### [AIM]
Reproduce every line of the records below verbatim.

### [DATA TO PROCESS]
==========
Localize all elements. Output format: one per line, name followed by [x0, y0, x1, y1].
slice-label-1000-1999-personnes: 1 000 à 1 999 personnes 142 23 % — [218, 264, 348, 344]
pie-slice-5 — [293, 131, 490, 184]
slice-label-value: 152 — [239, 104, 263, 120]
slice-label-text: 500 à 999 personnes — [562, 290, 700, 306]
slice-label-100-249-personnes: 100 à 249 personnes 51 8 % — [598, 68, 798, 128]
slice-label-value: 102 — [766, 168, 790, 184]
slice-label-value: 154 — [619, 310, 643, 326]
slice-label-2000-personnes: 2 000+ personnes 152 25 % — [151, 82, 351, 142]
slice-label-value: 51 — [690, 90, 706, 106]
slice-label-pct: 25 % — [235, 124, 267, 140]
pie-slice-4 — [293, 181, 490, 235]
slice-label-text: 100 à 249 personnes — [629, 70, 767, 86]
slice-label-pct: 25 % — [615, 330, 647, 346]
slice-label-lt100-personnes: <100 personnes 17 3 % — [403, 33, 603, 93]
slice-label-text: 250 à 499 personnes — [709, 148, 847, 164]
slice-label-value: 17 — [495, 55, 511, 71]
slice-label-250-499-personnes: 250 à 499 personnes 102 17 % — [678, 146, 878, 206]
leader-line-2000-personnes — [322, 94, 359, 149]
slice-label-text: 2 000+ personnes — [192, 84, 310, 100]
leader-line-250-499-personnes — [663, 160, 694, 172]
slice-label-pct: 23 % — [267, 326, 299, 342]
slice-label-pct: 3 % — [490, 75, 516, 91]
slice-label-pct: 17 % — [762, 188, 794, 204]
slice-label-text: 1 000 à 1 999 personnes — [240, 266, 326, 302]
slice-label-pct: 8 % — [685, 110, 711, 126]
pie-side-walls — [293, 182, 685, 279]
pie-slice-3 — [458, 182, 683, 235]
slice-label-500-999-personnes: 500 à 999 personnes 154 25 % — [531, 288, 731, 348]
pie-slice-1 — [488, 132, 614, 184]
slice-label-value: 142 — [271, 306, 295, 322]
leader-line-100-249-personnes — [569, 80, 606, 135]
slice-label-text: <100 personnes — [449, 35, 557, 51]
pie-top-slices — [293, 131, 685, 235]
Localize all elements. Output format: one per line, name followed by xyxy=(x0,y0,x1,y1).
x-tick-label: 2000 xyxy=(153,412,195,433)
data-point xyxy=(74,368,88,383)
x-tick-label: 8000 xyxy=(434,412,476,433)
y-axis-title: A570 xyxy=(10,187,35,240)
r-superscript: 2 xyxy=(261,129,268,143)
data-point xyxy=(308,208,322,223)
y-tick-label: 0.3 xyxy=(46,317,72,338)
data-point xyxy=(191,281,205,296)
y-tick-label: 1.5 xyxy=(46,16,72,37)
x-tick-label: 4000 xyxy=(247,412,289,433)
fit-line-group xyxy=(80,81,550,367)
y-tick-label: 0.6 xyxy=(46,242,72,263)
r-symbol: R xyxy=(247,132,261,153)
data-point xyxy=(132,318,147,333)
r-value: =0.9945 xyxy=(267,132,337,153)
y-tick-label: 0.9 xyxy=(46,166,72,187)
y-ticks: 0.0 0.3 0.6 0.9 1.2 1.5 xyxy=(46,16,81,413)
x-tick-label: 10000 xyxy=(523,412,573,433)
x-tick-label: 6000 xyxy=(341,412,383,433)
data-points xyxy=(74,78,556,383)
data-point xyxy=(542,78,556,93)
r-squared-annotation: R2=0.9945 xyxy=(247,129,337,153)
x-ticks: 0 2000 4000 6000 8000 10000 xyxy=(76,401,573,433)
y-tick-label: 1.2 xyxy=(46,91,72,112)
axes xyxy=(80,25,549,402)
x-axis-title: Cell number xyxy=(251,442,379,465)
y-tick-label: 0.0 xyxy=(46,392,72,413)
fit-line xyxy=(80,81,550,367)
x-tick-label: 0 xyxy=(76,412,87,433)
==========
### [WRITTEN SOLUTION]
Localize all elements. Output format: one per line, name followed by [x0, y0, x1, y1].
slice-label-1000-1999-personnes: 1 000 à 1 999 personnes 142 23 % — [218, 264, 348, 344]
pie-slice-5 — [293, 131, 490, 184]
slice-label-value: 152 — [239, 104, 263, 120]
slice-label-text: 500 à 999 personnes — [562, 290, 700, 306]
slice-label-100-249-personnes: 100 à 249 personnes 51 8 % — [598, 68, 798, 128]
slice-label-value: 102 — [766, 168, 790, 184]
slice-label-value: 154 — [619, 310, 643, 326]
slice-label-2000-personnes: 2 000+ personnes 152 25 % — [151, 82, 351, 142]
slice-label-value: 51 — [690, 90, 706, 106]
slice-label-pct: 25 % — [235, 124, 267, 140]
pie-slice-4 — [293, 181, 490, 235]
slice-label-text: 100 à 249 personnes — [629, 70, 767, 86]
slice-label-pct: 25 % — [615, 330, 647, 346]
slice-label-lt100-personnes: <100 personnes 17 3 % — [403, 33, 603, 93]
slice-label-text: 250 à 499 personnes — [709, 148, 847, 164]
slice-label-value: 17 — [495, 55, 511, 71]
slice-label-250-499-personnes: 250 à 499 personnes 102 17 % — [678, 146, 878, 206]
leader-line-2000-personnes — [322, 94, 359, 149]
slice-label-text: 2 000+ personnes — [192, 84, 310, 100]
leader-line-250-499-personnes — [663, 160, 694, 172]
slice-label-pct: 23 % — [267, 326, 299, 342]
slice-label-pct: 3 % — [490, 75, 516, 91]
slice-label-pct: 17 % — [762, 188, 794, 204]
slice-label-text: 1 000 à 1 999 personnes — [240, 266, 326, 302]
slice-label-pct: 8 % — [685, 110, 711, 126]
pie-side-walls — [293, 182, 685, 279]
pie-slice-3 — [458, 182, 683, 235]
slice-label-500-999-personnes: 500 à 999 personnes 154 25 % — [531, 288, 731, 348]
pie-slice-1 — [488, 132, 614, 184]
slice-label-value: 142 — [271, 306, 295, 322]
leader-line-100-249-personnes — [569, 80, 606, 135]
slice-label-text: <100 personnes — [449, 35, 557, 51]
pie-top-slices — [293, 131, 685, 235]
Localize all elements. Output format: one per line, name followed by xyxy=(x0,y0,x1,y1).
x-tick-label: 2000 xyxy=(153,412,195,433)
data-point xyxy=(74,368,88,383)
x-tick-label: 8000 xyxy=(434,412,476,433)
y-axis-title: A570 xyxy=(10,187,35,240)
r-superscript: 2 xyxy=(261,129,268,143)
data-point xyxy=(308,208,322,223)
y-tick-label: 0.3 xyxy=(46,317,72,338)
data-point xyxy=(191,281,205,296)
y-tick-label: 1.5 xyxy=(46,16,72,37)
x-tick-label: 4000 xyxy=(247,412,289,433)
fit-line-group xyxy=(80,81,550,367)
y-tick-label: 0.6 xyxy=(46,242,72,263)
r-symbol: R xyxy=(247,132,261,153)
data-point xyxy=(132,318,147,333)
r-value: =0.9945 xyxy=(267,132,337,153)
y-tick-label: 0.9 xyxy=(46,166,72,187)
y-ticks: 0.0 0.3 0.6 0.9 1.2 1.5 xyxy=(46,16,81,413)
x-tick-label: 10000 xyxy=(523,412,573,433)
x-tick-label: 6000 xyxy=(341,412,383,433)
data-points xyxy=(74,78,556,383)
data-point xyxy=(542,78,556,93)
r-squared-annotation: R2=0.9945 xyxy=(247,129,337,153)
x-ticks: 0 2000 4000 6000 8000 10000 xyxy=(76,401,573,433)
y-tick-label: 1.2 xyxy=(46,91,72,112)
axes xyxy=(80,25,549,402)
x-axis-title: Cell number xyxy=(251,442,379,465)
y-tick-label: 0.0 xyxy=(46,392,72,413)
fit-line xyxy=(80,81,550,367)
x-tick-label: 0 xyxy=(76,412,87,433)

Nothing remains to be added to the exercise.